#KirabCapGoMeh: Barongsay Untuk Semua

Teks dan Foto oleh : Rio Rahadian Tuasikal / @riotuasikal

Kepala naga sebesar satu meter. “Aaaaaaa!” teriak gadis kecil dari tengah kerumunan penonton. Kepala liong yang ada di depannya itu langsung mundur sedikit, kikuk. Seorang peserta parade lalu tersenyum menenangkan gadis tadi, bilang tak apa-apa. Namun gadis tadi tetap tak berkutik, ayahnya hanya bisa mendorongnya dari belakang. 


Pukul empat sore sudah sampai di jalan Sudirman, Kota Bandung Sabtu (2/3) kemarin. Biasanya jalan ini penuh dengan mobil, namun spesial untuk Kirab Cap Go Meh 2013, Sudirman disesaki barongsay. Sebanyak 30 kelompok barongsay dari berbagai kota hadir memenuhi jalan. Mereka membawa barongsay, liong, patung dewa-dewi, lampion, grup musik, serta dupa yang semerbak.

Parade yang diperkirakan berisi 7000 personel itu mulai dari jalan Cibadak. Dari Vihara Dharma Ramsi, mereka berpawai ke Astana Anyar, Sudirman, Kelenteng, Paskal Hyper Square, Gardu Jati dan kembali ke Cibadak. Semuanya adalah kawasan Pecinan Kota Bandung. Dari semua jalan, hanya Sudirman dan separuh Cibadak yang ditutup total. Di sisanya, peserta pawai, penonton, pedagang dan pengendara harus rela berbagi macet.

Acara ini memang menyambut Cap Go Meh yang jatuh 25 Februari lalu. Artinya menutup perayaan pergantian tahun Imlek, yakni 15 hari pasca-Imlek. Sepanjang rute sejauh 2 km itu, barongsay dan liong akan menepi untuk dua alasan. Angpao dan altar.

Bila ada warga yang mengacungkan angpao dari depan tokonya, mereka akan menghampiri. Kadang dibawa masuk pula ke toko itu, keluar dengan angpao. Bila ada altar, baik itu di depan kelenteng atau pun toko, mereka akan melakukan pai. Yakni menunduk hormat beberapa kali. Tiap selesai hormat, mulut barongsay akan diserbu tangan-tangan yang memegang angpao.

**DATA TERSIMPAN:**

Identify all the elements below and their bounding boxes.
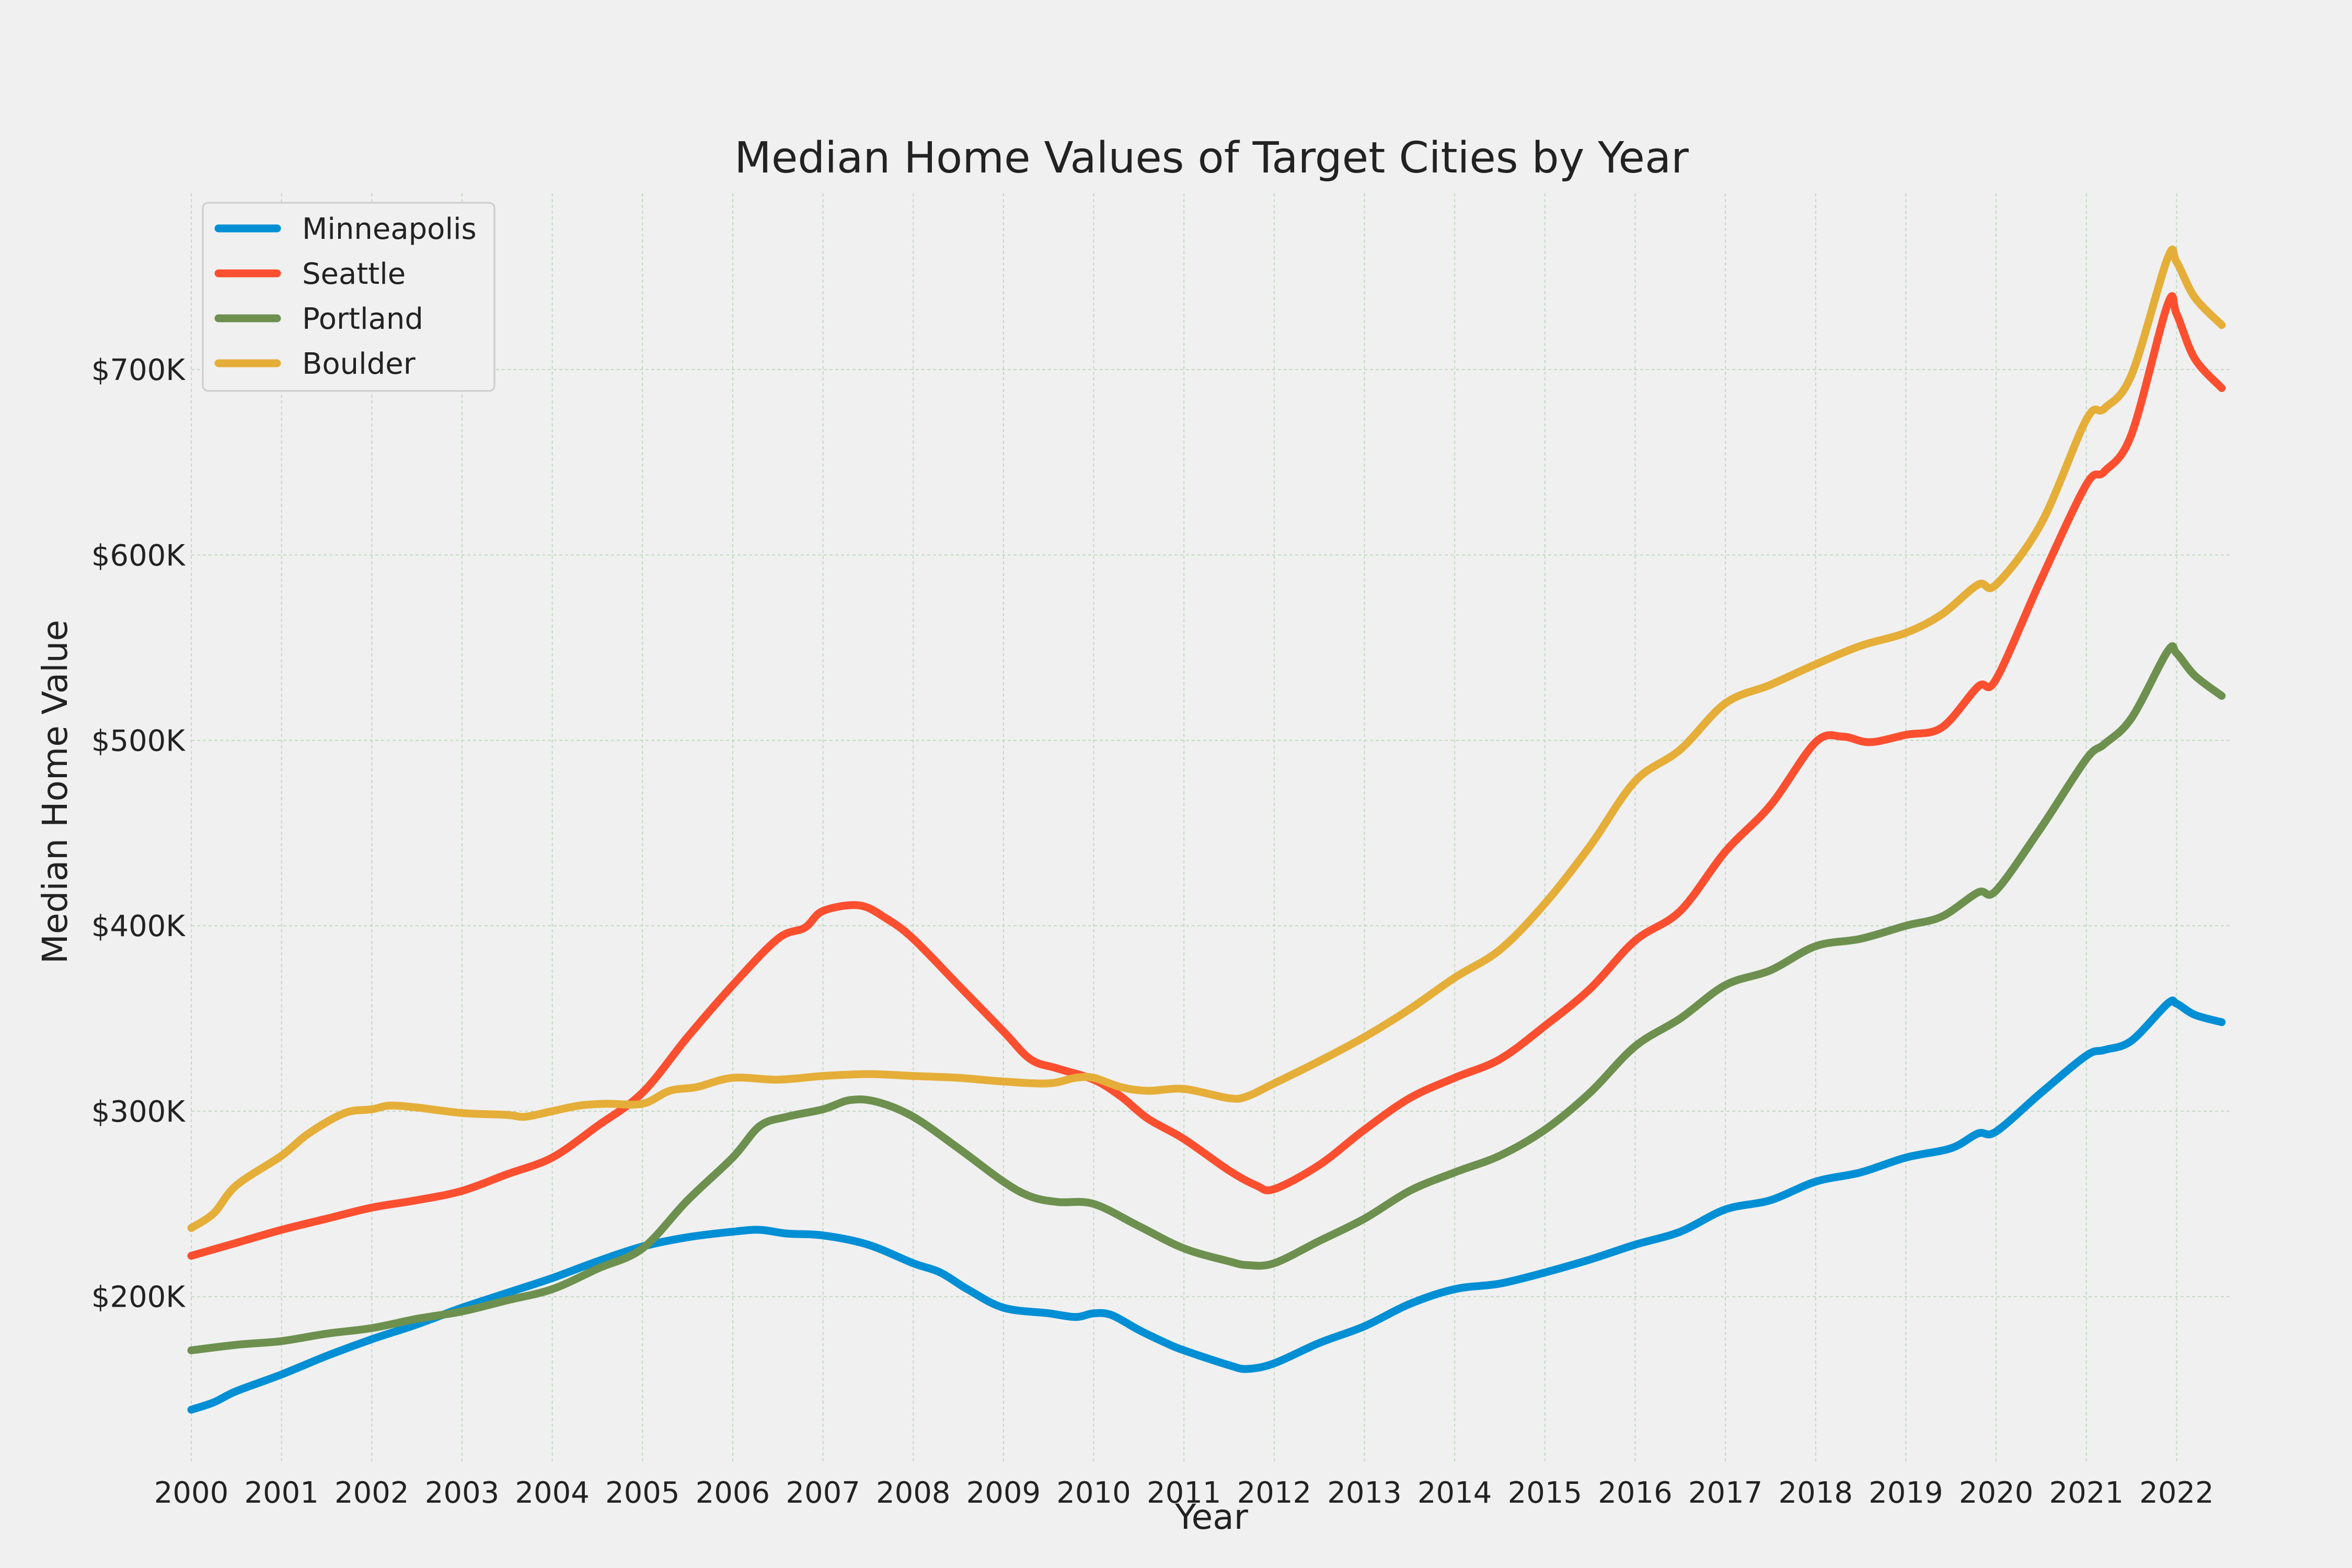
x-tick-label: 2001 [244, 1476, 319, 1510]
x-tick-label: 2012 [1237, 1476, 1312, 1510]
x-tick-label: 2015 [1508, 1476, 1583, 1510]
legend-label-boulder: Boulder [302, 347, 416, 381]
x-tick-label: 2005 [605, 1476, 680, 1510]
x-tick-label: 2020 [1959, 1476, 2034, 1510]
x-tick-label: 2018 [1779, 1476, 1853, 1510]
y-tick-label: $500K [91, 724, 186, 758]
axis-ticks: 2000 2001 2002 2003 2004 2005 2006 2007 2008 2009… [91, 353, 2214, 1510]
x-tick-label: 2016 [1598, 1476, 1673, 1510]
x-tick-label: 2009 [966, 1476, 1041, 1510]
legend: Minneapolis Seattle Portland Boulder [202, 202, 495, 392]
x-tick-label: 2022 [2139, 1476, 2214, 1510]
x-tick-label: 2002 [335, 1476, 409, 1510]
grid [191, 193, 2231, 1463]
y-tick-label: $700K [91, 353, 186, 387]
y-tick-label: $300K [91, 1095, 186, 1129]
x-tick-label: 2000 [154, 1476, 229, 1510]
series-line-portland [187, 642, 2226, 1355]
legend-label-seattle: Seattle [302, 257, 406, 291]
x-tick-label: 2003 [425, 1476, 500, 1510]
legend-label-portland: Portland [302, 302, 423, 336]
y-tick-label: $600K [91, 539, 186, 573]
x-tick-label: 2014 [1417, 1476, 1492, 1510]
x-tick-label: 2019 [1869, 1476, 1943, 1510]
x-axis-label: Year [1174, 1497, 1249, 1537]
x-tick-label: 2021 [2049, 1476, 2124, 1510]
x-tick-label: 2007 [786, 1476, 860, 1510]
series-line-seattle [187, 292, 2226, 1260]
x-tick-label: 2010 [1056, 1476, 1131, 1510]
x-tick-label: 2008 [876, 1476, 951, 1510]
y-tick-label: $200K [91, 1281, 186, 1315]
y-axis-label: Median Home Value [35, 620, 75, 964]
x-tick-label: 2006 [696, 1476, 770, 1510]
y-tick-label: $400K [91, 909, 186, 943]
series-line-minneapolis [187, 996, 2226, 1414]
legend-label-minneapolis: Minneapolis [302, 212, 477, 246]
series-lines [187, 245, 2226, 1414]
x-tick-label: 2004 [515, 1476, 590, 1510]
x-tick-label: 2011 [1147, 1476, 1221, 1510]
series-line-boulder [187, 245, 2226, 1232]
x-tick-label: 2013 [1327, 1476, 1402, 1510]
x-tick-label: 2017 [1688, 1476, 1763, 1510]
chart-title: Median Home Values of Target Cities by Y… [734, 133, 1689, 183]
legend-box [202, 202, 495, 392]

* * *

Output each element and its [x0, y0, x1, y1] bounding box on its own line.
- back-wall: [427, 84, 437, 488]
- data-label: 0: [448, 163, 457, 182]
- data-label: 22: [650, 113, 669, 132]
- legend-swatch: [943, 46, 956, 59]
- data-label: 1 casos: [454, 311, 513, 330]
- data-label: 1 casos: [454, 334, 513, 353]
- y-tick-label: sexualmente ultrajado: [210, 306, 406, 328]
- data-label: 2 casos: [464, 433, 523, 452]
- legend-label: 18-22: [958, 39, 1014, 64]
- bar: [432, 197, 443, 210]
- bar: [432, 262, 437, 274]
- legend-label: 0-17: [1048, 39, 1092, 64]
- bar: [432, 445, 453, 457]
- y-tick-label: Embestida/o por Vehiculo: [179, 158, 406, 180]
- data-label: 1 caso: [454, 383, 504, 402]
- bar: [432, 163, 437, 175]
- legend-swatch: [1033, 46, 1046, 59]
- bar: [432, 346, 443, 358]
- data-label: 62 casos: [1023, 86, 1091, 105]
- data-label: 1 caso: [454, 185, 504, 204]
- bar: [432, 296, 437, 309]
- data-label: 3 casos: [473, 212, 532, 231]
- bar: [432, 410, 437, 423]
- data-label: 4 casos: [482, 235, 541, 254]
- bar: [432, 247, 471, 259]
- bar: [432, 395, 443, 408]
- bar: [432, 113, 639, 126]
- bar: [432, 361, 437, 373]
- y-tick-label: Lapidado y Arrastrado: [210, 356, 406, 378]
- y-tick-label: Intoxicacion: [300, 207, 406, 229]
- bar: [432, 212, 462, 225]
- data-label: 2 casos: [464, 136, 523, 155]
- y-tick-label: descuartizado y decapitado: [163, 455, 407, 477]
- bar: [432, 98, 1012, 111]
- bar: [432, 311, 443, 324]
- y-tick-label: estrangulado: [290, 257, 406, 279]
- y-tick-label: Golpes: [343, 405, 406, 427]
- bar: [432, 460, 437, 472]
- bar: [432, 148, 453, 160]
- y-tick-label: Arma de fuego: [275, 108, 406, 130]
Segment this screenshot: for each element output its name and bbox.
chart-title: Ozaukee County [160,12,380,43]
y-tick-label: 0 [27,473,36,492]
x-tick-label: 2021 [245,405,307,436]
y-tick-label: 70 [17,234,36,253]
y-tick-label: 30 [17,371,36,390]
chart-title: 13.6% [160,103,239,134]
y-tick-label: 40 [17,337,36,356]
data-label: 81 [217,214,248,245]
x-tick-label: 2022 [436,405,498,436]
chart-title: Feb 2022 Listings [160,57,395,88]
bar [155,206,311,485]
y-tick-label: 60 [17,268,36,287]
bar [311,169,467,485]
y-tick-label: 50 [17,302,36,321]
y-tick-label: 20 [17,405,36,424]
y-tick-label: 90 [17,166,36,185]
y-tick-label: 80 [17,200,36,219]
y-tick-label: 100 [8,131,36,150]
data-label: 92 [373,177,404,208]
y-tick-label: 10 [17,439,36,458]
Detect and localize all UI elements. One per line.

**INSTRUKSI:**
[1] Perbarui teks tentang Kirab Cap Go Meh dari "Teks dan Foto" sampai "dupa yang semerbak.", lalu tulis ulang bagian itu dengan kata "penonton" diganti menjadi "pengunjung".
[2] Menurut teks tentang Kirab Cap Go Meh, berapa kelompok barongsay yang hadir memenuhi jalan?

**JAWABAN PER TUGAS:**
[1]
Teks dan Foto oleh : Rio Rahadian Tuasikal / @riotuasikal

Kepala naga sebesar satu meter. “Aaaaaaa!” teriak gadis kecil dari tengah kerumunan pengunjung. Kepala liong yang ada di depannya itu langsung mundur sedikit, kikuk. Seorang peserta parade lalu tersenyum menenangkan gadis tadi, bilang tak apa-apa. Namun gadis tadi tetap tak berkutik, ayahnya hanya bisa mendorongnya dari belakang. 


Pukul empat sore sudah sampai di jalan Sudirman, Kota Bandung Sabtu (2/3) kemarin. Biasanya jalan ini penuh dengan mobil, namun spesial untuk Kirab Cap Go Meh 2013, Sudirman disesaki barongsay. Sebanyak 30 kelompok barongsay dari berbagai kota hadir memenuhi jalan. Mereka membawa barongsay, liong, patung dewa-dewi, lampion, grup musik, serta dupa yang semerbak.

[2] Sebanyak 30 kelompok barongsay dari berbagai kota.